▶ [BRIEF]
Report only the number of lines in this material that include "plain".

▶ [DATA PROVIDED]
+ + +
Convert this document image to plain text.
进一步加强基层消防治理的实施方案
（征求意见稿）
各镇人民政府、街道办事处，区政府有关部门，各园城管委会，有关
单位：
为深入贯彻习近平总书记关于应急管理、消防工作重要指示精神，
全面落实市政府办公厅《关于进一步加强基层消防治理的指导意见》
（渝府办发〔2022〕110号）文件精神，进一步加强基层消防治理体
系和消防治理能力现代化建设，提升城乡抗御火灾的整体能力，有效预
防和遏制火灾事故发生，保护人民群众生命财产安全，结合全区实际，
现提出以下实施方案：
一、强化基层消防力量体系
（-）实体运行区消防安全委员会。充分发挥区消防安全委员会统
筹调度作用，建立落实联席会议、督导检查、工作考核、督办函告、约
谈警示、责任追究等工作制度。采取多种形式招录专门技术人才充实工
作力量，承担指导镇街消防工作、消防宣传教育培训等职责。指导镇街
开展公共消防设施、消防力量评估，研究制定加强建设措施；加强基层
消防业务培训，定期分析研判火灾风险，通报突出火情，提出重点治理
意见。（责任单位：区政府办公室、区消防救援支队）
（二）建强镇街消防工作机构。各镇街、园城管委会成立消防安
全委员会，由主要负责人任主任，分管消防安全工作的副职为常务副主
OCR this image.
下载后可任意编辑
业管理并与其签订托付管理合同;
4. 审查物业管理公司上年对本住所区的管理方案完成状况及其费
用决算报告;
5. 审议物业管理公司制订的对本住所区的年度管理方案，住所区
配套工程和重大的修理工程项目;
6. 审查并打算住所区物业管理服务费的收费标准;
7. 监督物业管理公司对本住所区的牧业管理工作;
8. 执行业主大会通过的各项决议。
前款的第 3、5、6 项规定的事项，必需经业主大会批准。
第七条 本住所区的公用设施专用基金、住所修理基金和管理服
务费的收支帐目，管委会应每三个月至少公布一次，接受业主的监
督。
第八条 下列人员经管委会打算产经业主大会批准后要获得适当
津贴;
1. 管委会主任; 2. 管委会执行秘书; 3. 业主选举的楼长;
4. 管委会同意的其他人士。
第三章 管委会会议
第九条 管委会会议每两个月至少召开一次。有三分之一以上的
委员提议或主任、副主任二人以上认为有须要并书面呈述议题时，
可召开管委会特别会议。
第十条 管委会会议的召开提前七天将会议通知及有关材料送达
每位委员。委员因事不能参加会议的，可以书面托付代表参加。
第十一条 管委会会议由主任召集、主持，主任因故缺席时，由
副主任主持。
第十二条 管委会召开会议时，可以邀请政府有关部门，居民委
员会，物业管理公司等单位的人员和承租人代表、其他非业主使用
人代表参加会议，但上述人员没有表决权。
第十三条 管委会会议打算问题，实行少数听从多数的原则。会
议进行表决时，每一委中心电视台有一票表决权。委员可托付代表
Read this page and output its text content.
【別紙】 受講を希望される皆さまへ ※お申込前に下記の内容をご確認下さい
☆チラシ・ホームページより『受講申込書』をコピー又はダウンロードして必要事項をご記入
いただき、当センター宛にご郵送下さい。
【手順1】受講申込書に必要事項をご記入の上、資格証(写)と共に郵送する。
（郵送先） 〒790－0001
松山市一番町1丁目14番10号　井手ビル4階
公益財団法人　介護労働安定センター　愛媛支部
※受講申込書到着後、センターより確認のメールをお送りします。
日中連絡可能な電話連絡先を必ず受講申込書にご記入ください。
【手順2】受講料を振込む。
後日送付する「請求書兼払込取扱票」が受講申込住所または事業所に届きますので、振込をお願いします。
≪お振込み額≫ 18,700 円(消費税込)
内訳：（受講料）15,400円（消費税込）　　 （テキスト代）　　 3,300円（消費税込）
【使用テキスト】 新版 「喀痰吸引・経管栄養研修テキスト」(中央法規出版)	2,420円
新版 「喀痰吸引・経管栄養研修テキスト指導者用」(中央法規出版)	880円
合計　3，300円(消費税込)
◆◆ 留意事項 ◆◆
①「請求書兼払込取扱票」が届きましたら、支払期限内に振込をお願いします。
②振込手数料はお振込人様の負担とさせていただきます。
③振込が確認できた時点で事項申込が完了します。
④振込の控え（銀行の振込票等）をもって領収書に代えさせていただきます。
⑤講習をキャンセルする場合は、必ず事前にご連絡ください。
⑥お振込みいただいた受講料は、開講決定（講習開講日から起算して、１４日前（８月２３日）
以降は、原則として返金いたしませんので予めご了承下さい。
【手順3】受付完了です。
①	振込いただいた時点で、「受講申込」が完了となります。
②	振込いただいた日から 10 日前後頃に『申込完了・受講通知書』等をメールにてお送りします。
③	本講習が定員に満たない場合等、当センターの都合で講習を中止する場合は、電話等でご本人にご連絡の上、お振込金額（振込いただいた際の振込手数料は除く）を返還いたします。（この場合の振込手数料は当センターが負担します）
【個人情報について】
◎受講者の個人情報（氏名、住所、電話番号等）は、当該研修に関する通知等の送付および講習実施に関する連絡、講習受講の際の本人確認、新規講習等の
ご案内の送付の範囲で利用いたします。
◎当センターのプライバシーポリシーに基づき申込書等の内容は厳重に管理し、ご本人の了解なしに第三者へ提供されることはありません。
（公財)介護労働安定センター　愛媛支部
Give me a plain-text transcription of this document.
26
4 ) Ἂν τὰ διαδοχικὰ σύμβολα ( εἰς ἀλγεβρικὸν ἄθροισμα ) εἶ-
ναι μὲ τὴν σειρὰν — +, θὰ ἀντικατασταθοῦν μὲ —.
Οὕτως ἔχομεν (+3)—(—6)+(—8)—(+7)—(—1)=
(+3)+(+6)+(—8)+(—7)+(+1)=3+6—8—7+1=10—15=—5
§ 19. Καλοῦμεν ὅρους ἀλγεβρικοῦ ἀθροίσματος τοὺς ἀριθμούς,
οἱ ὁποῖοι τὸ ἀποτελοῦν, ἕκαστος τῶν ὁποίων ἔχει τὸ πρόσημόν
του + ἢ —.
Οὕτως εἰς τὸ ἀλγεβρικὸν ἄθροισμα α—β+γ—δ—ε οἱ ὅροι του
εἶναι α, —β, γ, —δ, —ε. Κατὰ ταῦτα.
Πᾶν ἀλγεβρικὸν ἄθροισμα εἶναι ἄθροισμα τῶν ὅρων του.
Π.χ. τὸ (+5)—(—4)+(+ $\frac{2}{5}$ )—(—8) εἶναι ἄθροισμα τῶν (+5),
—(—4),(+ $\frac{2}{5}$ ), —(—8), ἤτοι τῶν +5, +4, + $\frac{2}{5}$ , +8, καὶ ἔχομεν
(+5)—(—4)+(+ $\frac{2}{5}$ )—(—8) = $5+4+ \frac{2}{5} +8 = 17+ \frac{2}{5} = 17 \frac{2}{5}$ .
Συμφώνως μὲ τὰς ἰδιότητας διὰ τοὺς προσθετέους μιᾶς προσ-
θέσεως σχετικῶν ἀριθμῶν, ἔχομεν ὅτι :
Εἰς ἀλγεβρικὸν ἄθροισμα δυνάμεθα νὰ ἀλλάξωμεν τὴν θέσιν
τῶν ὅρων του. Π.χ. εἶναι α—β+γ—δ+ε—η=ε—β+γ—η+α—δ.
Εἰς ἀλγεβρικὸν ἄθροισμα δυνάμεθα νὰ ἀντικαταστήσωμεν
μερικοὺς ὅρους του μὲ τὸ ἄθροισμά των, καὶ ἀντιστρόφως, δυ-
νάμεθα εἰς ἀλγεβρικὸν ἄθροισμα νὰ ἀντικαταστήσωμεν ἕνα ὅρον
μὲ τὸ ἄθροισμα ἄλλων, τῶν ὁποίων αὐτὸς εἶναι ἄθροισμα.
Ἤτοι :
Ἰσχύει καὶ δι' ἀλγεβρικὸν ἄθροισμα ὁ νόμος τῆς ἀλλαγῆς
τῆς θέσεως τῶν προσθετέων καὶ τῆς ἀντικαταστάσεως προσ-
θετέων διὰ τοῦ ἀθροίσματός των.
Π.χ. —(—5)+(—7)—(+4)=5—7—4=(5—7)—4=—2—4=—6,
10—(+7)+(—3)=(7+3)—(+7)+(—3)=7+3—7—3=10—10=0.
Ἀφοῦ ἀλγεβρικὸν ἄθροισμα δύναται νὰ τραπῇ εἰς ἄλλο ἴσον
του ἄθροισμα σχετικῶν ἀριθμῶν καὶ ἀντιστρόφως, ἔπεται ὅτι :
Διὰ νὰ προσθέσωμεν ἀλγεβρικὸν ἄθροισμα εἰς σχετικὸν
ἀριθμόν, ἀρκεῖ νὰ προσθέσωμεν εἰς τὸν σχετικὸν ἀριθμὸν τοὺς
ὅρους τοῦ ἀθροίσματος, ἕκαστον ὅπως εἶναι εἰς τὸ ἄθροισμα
+ + +
▶ [EXERCISE SOLUTION]
2